**Problem details**
Write out, exactly as they appear, only the lines running from the line with "Extract the structured" to the final line of the listing; include both.
::::
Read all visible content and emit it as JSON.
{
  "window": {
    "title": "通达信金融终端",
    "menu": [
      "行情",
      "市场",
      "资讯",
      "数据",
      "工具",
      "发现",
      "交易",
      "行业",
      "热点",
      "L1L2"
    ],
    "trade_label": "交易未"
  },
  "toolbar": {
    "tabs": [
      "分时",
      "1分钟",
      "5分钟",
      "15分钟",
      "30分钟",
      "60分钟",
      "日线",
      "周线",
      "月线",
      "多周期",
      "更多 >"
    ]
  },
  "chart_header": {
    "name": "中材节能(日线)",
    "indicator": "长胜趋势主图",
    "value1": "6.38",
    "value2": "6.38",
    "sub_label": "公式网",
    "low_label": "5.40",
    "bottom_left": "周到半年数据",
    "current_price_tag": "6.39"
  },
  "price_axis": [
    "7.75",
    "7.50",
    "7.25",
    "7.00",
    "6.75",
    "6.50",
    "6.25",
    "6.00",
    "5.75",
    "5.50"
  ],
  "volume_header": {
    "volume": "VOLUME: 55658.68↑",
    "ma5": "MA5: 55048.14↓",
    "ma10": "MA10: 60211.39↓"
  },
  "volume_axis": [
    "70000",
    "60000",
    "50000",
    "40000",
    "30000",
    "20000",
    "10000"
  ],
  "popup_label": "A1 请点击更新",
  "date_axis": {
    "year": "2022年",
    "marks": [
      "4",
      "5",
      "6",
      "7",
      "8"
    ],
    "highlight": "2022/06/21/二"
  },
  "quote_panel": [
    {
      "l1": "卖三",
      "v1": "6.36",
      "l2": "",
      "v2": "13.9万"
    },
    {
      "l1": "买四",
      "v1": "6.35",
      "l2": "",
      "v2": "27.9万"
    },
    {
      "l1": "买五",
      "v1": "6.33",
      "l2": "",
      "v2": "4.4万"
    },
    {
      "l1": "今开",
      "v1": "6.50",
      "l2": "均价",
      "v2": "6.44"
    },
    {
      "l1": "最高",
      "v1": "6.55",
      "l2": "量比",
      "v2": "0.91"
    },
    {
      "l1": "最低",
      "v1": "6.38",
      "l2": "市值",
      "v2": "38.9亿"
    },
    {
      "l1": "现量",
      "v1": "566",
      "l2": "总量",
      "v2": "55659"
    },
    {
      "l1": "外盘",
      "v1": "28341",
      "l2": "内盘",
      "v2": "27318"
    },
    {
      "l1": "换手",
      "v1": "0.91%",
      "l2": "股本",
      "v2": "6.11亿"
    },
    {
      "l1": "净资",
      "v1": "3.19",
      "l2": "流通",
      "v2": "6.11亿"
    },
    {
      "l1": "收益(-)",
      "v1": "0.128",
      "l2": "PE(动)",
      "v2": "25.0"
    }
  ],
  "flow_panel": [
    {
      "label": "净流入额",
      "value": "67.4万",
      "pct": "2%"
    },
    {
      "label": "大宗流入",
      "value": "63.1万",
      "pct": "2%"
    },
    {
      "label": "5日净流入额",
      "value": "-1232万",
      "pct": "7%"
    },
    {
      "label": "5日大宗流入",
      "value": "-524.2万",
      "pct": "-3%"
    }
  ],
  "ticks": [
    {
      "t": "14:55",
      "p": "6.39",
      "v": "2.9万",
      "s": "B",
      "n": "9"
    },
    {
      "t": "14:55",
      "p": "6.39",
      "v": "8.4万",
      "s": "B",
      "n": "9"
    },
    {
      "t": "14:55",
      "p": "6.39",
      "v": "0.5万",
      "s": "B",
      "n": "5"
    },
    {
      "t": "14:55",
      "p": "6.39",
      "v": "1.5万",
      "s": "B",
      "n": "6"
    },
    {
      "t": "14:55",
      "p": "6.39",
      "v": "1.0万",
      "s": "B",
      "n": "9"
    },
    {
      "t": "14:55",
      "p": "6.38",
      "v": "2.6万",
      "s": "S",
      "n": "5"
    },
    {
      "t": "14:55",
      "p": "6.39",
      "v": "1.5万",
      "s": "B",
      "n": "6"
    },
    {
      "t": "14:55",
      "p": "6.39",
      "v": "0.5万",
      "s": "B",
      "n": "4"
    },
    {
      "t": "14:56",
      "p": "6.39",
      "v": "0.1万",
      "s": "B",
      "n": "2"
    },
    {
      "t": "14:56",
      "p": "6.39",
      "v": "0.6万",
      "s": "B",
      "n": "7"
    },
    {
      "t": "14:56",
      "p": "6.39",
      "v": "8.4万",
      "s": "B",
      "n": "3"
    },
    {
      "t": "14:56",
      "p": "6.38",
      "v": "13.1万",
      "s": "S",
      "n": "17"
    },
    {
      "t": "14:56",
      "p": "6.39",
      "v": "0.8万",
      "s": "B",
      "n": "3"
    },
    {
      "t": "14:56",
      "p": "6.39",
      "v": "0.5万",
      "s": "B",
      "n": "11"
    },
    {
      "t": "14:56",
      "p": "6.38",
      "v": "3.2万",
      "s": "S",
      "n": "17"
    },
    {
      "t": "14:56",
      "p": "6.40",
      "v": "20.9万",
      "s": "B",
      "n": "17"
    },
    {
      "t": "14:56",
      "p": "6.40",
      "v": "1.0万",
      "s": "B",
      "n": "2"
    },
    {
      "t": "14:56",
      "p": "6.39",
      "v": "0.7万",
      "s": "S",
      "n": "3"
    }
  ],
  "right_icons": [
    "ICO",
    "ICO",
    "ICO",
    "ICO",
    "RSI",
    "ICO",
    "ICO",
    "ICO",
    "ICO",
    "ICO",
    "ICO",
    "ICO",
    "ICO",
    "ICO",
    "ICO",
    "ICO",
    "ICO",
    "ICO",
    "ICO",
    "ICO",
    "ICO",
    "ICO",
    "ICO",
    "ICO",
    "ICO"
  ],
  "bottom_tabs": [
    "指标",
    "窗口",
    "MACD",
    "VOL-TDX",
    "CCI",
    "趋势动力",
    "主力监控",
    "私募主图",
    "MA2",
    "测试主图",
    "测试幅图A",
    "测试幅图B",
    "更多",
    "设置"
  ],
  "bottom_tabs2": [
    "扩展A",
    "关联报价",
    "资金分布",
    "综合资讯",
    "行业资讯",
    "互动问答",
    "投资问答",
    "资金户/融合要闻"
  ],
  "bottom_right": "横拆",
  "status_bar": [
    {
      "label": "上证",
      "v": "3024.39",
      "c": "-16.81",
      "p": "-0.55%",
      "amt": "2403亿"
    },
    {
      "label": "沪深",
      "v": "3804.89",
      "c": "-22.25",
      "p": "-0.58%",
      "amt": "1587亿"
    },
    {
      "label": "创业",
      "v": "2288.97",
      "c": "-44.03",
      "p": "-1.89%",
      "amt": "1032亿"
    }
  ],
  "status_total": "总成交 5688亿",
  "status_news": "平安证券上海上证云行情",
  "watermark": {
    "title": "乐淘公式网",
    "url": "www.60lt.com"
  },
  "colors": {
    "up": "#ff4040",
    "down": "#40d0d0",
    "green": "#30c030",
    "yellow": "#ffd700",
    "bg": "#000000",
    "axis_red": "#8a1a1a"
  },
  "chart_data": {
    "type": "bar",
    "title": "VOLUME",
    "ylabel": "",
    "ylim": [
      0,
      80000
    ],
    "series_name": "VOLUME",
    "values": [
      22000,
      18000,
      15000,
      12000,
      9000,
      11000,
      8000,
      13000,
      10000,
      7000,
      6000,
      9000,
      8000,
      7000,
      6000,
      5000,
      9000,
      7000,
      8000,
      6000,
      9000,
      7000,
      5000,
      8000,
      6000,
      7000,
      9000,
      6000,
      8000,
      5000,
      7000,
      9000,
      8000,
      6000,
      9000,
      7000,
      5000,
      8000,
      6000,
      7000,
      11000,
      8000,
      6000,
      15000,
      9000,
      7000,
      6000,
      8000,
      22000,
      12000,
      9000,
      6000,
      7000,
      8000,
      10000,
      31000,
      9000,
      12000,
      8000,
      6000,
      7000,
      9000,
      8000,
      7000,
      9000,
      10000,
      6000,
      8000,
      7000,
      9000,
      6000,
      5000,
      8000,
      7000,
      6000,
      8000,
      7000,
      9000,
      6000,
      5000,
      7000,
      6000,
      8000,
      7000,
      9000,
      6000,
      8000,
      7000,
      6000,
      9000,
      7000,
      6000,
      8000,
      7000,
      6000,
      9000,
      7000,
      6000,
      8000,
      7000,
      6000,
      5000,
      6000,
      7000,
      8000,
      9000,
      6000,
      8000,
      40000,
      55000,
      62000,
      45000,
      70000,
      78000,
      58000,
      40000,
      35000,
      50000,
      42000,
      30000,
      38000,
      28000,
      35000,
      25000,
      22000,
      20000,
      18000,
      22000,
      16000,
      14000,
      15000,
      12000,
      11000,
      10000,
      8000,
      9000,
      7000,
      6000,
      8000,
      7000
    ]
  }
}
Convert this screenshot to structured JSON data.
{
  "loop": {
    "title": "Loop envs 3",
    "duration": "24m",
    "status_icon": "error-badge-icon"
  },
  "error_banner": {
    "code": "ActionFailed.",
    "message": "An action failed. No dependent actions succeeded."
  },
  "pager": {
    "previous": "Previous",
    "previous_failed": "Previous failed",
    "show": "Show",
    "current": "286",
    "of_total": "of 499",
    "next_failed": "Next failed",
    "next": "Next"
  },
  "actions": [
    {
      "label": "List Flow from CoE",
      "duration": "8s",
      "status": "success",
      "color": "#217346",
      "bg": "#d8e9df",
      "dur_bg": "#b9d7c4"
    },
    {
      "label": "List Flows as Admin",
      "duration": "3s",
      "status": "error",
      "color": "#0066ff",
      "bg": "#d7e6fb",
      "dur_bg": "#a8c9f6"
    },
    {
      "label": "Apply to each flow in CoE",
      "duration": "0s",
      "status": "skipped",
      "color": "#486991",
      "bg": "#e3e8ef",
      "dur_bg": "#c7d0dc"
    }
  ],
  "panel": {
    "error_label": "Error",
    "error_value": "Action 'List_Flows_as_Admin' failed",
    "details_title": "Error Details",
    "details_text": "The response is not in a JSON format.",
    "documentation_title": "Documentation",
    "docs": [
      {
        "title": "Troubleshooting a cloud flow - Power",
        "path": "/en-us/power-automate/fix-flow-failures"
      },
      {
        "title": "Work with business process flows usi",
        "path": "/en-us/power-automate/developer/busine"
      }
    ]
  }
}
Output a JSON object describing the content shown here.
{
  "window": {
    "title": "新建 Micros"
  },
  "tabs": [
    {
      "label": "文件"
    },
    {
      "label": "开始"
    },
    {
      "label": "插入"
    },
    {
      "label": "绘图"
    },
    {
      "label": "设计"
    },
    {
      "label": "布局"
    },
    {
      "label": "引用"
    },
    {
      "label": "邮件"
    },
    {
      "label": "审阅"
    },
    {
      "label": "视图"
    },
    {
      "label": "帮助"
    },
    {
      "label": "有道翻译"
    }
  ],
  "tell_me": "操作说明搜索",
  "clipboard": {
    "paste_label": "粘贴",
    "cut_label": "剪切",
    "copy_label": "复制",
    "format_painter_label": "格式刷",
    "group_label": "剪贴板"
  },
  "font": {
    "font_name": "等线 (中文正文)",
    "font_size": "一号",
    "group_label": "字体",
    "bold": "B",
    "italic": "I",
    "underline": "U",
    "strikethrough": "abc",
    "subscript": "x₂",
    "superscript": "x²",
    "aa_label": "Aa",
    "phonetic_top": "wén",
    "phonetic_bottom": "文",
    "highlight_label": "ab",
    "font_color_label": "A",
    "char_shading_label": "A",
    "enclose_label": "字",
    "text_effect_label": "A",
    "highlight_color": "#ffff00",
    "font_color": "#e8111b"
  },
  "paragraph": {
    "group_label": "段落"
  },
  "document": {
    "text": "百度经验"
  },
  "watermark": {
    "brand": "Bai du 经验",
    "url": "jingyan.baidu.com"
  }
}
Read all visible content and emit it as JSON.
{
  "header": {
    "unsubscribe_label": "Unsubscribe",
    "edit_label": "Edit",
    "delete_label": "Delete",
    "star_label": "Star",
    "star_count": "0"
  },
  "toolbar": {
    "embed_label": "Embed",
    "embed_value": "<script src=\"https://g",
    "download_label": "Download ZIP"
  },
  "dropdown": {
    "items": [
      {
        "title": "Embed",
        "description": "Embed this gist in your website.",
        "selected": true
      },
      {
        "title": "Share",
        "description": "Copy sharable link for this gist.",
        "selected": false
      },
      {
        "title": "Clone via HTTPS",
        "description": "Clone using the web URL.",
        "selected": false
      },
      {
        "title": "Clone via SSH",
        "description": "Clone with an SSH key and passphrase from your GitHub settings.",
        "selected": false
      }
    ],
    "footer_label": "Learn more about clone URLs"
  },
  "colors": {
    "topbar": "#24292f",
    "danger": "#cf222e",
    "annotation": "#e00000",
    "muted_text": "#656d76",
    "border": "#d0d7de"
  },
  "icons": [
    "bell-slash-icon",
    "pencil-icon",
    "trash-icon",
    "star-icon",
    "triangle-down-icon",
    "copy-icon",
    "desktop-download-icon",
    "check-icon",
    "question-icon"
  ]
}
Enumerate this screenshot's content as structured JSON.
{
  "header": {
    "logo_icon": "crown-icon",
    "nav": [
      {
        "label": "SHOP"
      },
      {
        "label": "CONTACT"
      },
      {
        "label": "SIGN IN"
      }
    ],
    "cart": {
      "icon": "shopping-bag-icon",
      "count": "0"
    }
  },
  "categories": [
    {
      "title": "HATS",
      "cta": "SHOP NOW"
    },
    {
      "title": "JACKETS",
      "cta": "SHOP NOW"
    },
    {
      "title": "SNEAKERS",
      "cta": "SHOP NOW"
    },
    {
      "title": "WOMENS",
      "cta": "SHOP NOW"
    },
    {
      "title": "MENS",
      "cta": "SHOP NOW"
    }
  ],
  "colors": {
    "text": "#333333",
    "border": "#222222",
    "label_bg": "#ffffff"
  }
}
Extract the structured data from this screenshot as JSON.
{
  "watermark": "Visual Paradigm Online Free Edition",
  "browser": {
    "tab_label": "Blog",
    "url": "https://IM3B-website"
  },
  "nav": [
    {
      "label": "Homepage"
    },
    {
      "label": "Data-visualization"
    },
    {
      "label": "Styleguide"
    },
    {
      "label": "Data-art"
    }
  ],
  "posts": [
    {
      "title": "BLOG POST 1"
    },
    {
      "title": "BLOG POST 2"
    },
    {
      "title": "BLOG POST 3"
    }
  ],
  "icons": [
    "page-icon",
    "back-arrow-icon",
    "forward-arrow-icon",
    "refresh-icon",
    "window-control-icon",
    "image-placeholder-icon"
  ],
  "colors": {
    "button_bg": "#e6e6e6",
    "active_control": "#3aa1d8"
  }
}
::::
**Response**
Extract the structured data from this screenshot as JSON.
{
  "watermark": "Visual Paradigm Online Free Edition",
  "browser": {
    "tab_label": "Blog",
    "url": "https://IM3B-website"
  },
  "nav": [
    {
      "label": "Homepage"
    },
    {
      "label": "Data-visualization"
    },
    {
      "label": "Styleguide"
    },
    {
      "label": "Data-art"
    }
  ],
  "posts": [
    {
      "title": "BLOG POST 1"
    },
    {
      "title": "BLOG POST 2"
    },
    {
      "title": "BLOG POST 3"
    }
  ],
  "icons": [
    "page-icon",
    "back-arrow-icon",
    "forward-arrow-icon",
    "refresh-icon",
    "window-control-icon",
    "image-placeholder-icon"
  ],
  "colors": {
    "button_bg": "#e6e6e6",
    "active_control": "#3aa1d8"
  }
}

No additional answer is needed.